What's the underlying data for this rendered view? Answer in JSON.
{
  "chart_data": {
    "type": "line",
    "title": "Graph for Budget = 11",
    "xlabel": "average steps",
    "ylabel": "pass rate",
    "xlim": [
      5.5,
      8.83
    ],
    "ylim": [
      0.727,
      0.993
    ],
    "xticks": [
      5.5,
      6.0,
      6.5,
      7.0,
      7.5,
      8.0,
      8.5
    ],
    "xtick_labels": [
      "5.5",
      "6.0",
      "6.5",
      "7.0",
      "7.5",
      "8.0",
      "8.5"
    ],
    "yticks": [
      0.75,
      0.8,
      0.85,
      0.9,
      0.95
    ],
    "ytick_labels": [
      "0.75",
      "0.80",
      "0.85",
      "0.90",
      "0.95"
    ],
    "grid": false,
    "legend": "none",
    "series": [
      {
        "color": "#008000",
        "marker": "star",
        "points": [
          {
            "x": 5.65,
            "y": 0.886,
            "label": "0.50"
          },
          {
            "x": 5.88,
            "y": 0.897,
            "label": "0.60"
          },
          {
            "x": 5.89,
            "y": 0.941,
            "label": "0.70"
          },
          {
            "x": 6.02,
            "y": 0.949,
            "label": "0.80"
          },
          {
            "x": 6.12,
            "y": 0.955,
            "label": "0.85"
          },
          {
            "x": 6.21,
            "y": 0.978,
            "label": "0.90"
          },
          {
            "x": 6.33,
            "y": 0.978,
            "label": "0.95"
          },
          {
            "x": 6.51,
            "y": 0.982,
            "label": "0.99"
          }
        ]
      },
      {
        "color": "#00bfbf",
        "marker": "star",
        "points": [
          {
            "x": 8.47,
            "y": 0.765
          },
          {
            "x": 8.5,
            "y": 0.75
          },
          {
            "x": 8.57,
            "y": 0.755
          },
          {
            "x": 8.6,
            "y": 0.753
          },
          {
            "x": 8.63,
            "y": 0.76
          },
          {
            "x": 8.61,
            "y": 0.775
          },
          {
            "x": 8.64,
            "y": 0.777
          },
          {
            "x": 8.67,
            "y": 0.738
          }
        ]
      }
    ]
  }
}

◆ ◆ ◆ ◆ ◆

## Work to complete
Quote all of the entries verbatim.

## Final answer
What's the underlying data for this rendered view? Answer in JSON.
{
  "chart_data": {
    "type": "line",
    "title": "Graph for Budget = 11",
    "xlabel": "average steps",
    "ylabel": "pass rate",
    "xlim": [
      5.5,
      8.83
    ],
    "ylim": [
      0.727,
      0.993
    ],
    "xticks": [
      5.5,
      6.0,
      6.5,
      7.0,
      7.5,
      8.0,
      8.5
    ],
    "xtick_labels": [
      "5.5",
      "6.0",
      "6.5",
      "7.0",
      "7.5",
      "8.0",
      "8.5"
    ],
    "yticks": [
      0.75,
      0.8,
      0.85,
      0.9,
      0.95
    ],
    "ytick_labels": [
      "0.75",
      "0.80",
      "0.85",
      "0.90",
      "0.95"
    ],
    "grid": false,
    "legend": "none",
    "series": [
      {
        "color": "#008000",
        "marker": "star",
        "points": [
          {
            "x": 5.65,
            "y": 0.886,
            "label": "0.50"
          },
          {
            "x": 5.88,
            "y": 0.897,
            "label": "0.60"
          },
          {
            "x": 5.89,
            "y": 0.941,
            "label": "0.70"
          },
          {
            "x": 6.02,
            "y": 0.949,
            "label": "0.80"
          },
          {
            "x": 6.12,
            "y": 0.955,
            "label": "0.85"
          },
          {
            "x": 6.21,
            "y": 0.978,
            "label": "0.90"
          },
          {
            "x": 6.33,
            "y": 0.978,
            "label": "0.95"
          },
          {
            "x": 6.51,
            "y": 0.982,
            "label": "0.99"
          }
        ]
      },
      {
        "color": "#00bfbf",
        "marker": "star",
        "points": [
          {
            "x": 8.47,
            "y": 0.765
          },
          {
            "x": 8.5,
            "y": 0.75
          },
          {
            "x": 8.57,
            "y": 0.755
          },
          {
            "x": 8.6,
            "y": 0.753
          },
          {
            "x": 8.63,
            "y": 0.76
          },
          {
            "x": 8.61,
            "y": 0.775
          },
          {
            "x": 8.64,
            "y": 0.777
          },
          {
            "x": 8.67,
            "y": 0.738
          }
        ]
      }
    ]
  }
}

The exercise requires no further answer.